- [ASSIGNMENT] The following entries are to be retyped in full, exactly as written.

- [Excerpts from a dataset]

# # # #

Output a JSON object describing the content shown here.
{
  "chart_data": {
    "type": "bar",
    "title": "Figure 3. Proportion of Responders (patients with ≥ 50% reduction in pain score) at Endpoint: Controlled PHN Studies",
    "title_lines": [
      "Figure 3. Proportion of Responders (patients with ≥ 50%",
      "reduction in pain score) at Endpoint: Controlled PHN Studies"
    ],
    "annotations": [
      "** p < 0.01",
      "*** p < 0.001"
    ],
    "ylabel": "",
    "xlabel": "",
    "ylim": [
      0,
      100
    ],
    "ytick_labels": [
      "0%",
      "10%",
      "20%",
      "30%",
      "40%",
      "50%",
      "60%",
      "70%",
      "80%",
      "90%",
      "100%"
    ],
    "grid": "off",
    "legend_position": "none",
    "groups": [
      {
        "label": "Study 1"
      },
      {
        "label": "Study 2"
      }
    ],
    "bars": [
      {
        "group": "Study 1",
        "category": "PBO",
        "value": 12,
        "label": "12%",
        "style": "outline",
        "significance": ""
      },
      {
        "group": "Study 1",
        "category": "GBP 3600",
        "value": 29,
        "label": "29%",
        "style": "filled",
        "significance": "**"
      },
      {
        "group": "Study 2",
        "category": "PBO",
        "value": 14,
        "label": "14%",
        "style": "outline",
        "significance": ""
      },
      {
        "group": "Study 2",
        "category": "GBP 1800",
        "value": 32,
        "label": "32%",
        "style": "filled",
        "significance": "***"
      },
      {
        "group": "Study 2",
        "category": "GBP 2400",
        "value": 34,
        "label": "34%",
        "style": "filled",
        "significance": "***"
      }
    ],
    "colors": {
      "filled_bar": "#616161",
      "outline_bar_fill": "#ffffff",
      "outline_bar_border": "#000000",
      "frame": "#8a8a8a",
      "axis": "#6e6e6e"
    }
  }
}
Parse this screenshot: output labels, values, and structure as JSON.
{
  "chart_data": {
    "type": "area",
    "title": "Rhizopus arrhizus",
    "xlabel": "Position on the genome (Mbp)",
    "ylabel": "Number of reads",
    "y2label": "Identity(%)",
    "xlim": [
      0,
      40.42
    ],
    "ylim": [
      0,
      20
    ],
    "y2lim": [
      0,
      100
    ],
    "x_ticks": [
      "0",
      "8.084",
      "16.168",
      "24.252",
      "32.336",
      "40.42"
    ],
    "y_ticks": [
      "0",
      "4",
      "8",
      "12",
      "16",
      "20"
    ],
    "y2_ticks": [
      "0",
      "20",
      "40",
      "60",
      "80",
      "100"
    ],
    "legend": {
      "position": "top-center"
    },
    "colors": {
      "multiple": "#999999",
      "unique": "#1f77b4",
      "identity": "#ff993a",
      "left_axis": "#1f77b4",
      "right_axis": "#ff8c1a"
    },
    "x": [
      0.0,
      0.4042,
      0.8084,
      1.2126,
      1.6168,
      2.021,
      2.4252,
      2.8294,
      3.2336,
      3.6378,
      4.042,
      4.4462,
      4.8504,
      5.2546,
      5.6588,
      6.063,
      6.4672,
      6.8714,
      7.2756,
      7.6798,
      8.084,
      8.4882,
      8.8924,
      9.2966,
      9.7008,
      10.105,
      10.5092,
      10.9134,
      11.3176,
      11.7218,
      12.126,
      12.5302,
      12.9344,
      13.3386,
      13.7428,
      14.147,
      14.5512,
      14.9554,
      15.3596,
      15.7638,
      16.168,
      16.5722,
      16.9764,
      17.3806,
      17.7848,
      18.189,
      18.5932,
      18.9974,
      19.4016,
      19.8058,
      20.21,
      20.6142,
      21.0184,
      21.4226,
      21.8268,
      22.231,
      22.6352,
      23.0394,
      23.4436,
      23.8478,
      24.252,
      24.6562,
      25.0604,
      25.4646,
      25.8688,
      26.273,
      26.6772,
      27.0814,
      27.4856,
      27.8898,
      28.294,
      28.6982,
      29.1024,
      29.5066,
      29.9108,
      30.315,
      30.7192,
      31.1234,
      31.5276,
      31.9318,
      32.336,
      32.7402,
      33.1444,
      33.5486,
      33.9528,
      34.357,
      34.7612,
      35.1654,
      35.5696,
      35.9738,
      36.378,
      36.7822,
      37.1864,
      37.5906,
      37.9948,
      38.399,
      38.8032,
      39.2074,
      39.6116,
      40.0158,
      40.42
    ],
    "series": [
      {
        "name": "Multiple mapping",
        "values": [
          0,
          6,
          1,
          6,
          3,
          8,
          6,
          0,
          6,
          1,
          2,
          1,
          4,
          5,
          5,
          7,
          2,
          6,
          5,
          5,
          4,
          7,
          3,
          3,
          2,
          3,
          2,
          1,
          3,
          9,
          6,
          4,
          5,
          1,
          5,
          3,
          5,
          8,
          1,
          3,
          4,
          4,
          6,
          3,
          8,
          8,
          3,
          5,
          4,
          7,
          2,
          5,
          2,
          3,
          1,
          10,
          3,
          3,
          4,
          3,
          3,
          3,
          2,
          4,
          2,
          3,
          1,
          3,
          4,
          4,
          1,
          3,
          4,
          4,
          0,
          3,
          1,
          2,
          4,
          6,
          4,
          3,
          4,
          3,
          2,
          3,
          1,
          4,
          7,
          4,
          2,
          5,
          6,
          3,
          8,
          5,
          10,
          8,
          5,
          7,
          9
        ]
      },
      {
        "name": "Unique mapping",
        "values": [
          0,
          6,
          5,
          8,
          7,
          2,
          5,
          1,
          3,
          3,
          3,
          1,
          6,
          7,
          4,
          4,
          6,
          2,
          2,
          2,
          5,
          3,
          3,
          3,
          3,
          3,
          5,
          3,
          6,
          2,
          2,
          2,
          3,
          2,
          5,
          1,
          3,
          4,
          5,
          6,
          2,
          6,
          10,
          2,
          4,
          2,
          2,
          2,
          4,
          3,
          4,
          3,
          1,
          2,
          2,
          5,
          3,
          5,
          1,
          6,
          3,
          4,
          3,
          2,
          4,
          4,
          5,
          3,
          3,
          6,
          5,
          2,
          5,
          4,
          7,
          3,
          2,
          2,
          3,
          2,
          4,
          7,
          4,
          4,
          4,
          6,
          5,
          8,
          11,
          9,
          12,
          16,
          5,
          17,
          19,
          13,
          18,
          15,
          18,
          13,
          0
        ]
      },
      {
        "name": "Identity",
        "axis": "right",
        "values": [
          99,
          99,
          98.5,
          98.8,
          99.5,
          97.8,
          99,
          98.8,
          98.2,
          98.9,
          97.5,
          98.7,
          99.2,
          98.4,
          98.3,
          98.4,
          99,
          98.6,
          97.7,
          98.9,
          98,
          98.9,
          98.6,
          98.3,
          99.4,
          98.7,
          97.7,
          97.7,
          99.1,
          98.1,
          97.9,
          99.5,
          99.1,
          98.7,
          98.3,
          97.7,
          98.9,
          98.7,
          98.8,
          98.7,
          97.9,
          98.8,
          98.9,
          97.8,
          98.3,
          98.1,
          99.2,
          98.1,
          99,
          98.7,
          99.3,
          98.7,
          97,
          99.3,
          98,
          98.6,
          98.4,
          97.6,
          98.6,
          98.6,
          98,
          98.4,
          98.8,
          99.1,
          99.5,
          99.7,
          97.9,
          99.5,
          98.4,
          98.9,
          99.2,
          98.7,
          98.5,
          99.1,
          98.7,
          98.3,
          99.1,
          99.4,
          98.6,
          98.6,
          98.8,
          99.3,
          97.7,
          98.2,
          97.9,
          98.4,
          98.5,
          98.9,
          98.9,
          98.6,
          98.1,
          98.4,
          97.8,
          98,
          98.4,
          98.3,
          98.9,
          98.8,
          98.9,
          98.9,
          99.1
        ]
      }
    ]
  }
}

# # # #

- [EXERCISE RESPONSE]
Output a JSON object describing the content shown here.
{
  "chart_data": {
    "type": "bar",
    "title": "Figure 3. Proportion of Responders (patients with ≥ 50% reduction in pain score) at Endpoint: Controlled PHN Studies",
    "title_lines": [
      "Figure 3. Proportion of Responders (patients with ≥ 50%",
      "reduction in pain score) at Endpoint: Controlled PHN Studies"
    ],
    "annotations": [
      "** p < 0.01",
      "*** p < 0.001"
    ],
    "ylabel": "",
    "xlabel": "",
    "ylim": [
      0,
      100
    ],
    "ytick_labels": [
      "0%",
      "10%",
      "20%",
      "30%",
      "40%",
      "50%",
      "60%",
      "70%",
      "80%",
      "90%",
      "100%"
    ],
    "grid": "off",
    "legend_position": "none",
    "groups": [
      {
        "label": "Study 1"
      },
      {
        "label": "Study 2"
      }
    ],
    "bars": [
      {
        "group": "Study 1",
        "category": "PBO",
        "value": 12,
        "label": "12%",
        "style": "outline",
        "significance": ""
      },
      {
        "group": "Study 1",
        "category": "GBP 3600",
        "value": 29,
        "label": "29%",
        "style": "filled",
        "significance": "**"
      },
      {
        "group": "Study 2",
        "category": "PBO",
        "value": 14,
        "label": "14%",
        "style": "outline",
        "significance": ""
      },
      {
        "group": "Study 2",
        "category": "GBP 1800",
        "value": 32,
        "label": "32%",
        "style": "filled",
        "significance": "***"
      },
      {
        "group": "Study 2",
        "category": "GBP 2400",
        "value": 34,
        "label": "34%",
        "style": "filled",
        "significance": "***"
      }
    ],
    "colors": {
      "filled_bar": "#616161",
      "outline_bar_fill": "#ffffff",
      "outline_bar_border": "#000000",
      "frame": "#8a8a8a",
      "axis": "#6e6e6e"
    }
  }
}
Parse this screenshot: output labels, values, and structure as JSON.
{
  "chart_data": {
    "type": "area",
    "title": "Rhizopus arrhizus",
    "xlabel": "Position on the genome (Mbp)",
    "ylabel": "Number of reads",
    "y2label": "Identity(%)",
    "xlim": [
      0,
      40.42
    ],
    "ylim": [
      0,
      20
    ],
    "y2lim": [
      0,
      100
    ],
    "x_ticks": [
      "0",
      "8.084",
      "16.168",
      "24.252",
      "32.336",
      "40.42"
    ],
    "y_ticks": [
      "0",
      "4",
      "8",
      "12",
      "16",
      "20"
    ],
    "y2_ticks": [
      "0",
      "20",
      "40",
      "60",
      "80",
      "100"
    ],
    "legend": {
      "position": "top-center"
    },
    "colors": {
      "multiple": "#999999",
      "unique": "#1f77b4",
      "identity": "#ff993a",
      "left_axis": "#1f77b4",
      "right_axis": "#ff8c1a"
    },
    "x": [
      0.0,
      0.4042,
      0.8084,
      1.2126,
      1.6168,
      2.021,
      2.4252,
      2.8294,
      3.2336,
      3.6378,
      4.042,
      4.4462,
      4.8504,
      5.2546,
      5.6588,
      6.063,
      6.4672,
      6.8714,
      7.2756,
      7.6798,
      8.084,
      8.4882,
      8.8924,
      9.2966,
      9.7008,
      10.105,
      10.5092,
      10.9134,
      11.3176,
      11.7218,
      12.126,
      12.5302,
      12.9344,
      13.3386,
      13.7428,
      14.147,
      14.5512,
      14.9554,
      15.3596,
      15.7638,
      16.168,
      16.5722,
      16.9764,
      17.3806,
      17.7848,
      18.189,
      18.5932,
      18.9974,
      19.4016,
      19.8058,
      20.21,
      20.6142,
      21.0184,
      21.4226,
      21.8268,
      22.231,
      22.6352,
      23.0394,
      23.4436,
      23.8478,
      24.252,
      24.6562,
      25.0604,
      25.4646,
      25.8688,
      26.273,
      26.6772,
      27.0814,
      27.4856,
      27.8898,
      28.294,
      28.6982,
      29.1024,
      29.5066,
      29.9108,
      30.315,
      30.7192,
      31.1234,
      31.5276,
      31.9318,
      32.336,
      32.7402,
      33.1444,
      33.5486,
      33.9528,
      34.357,
      34.7612,
      35.1654,
      35.5696,
      35.9738,
      36.378,
      36.7822,
      37.1864,
      37.5906,
      37.9948,
      38.399,
      38.8032,
      39.2074,
      39.6116,
      40.0158,
      40.42
    ],
    "series": [
      {
        "name": "Multiple mapping",
        "values": [
          0,
          6,
          1,
          6,
          3,
          8,
          6,
          0,
          6,
          1,
          2,
          1,
          4,
          5,
          5,
          7,
          2,
          6,
          5,
          5,
          4,
          7,
          3,
          3,
          2,
          3,
          2,
          1,
          3,
          9,
          6,
          4,
          5,
          1,
          5,
          3,
          5,
          8,
          1,
          3,
          4,
          4,
          6,
          3,
          8,
          8,
          3,
          5,
          4,
          7,
          2,
          5,
          2,
          3,
          1,
          10,
          3,
          3,
          4,
          3,
          3,
          3,
          2,
          4,
          2,
          3,
          1,
          3,
          4,
          4,
          1,
          3,
          4,
          4,
          0,
          3,
          1,
          2,
          4,
          6,
          4,
          3,
          4,
          3,
          2,
          3,
          1,
          4,
          7,
          4,
          2,
          5,
          6,
          3,
          8,
          5,
          10,
          8,
          5,
          7,
          9
        ]
      },
      {
        "name": "Unique mapping",
        "values": [
          0,
          6,
          5,
          8,
          7,
          2,
          5,
          1,
          3,
          3,
          3,
          1,
          6,
          7,
          4,
          4,
          6,
          2,
          2,
          2,
          5,
          3,
          3,
          3,
          3,
          3,
          5,
          3,
          6,
          2,
          2,
          2,
          3,
          2,
          5,
          1,
          3,
          4,
          5,
          6,
          2,
          6,
          10,
          2,
          4,
          2,
          2,
          2,
          4,
          3,
          4,
          3,
          1,
          2,
          2,
          5,
          3,
          5,
          1,
          6,
          3,
          4,
          3,
          2,
          4,
          4,
          5,
          3,
          3,
          6,
          5,
          2,
          5,
          4,
          7,
          3,
          2,
          2,
          3,
          2,
          4,
          7,
          4,
          4,
          4,
          6,
          5,
          8,
          11,
          9,
          12,
          16,
          5,
          17,
          19,
          13,
          18,
          15,
          18,
          13,
          0
        ]
      },
      {
        "name": "Identity",
        "axis": "right",
        "values": [
          99,
          99,
          98.5,
          98.8,
          99.5,
          97.8,
          99,
          98.8,
          98.2,
          98.9,
          97.5,
          98.7,
          99.2,
          98.4,
          98.3,
          98.4,
          99,
          98.6,
          97.7,
          98.9,
          98,
          98.9,
          98.6,
          98.3,
          99.4,
          98.7,
          97.7,
          97.7,
          99.1,
          98.1,
          97.9,
          99.5,
          99.1,
          98.7,
          98.3,
          97.7,
          98.9,
          98.7,
          98.8,
          98.7,
          97.9,
          98.8,
          98.9,
          97.8,
          98.3,
          98.1,
          99.2,
          98.1,
          99,
          98.7,
          99.3,
          98.7,
          97,
          99.3,
          98,
          98.6,
          98.4,
          97.6,
          98.6,
          98.6,
          98,
          98.4,
          98.8,
          99.1,
          99.5,
          99.7,
          97.9,
          99.5,
          98.4,
          98.9,
          99.2,
          98.7,
          98.5,
          99.1,
          98.7,
          98.3,
          99.1,
          99.4,
          98.6,
          98.6,
          98.8,
          99.3,
          97.7,
          98.2,
          97.9,
          98.4,
          98.5,
          98.9,
          98.9,
          98.6,
          98.1,
          98.4,
          97.8,
          98,
          98.4,
          98.3,
          98.9,
          98.8,
          98.9,
          98.9,
          99.1
        ]
      }
    ]
  }
}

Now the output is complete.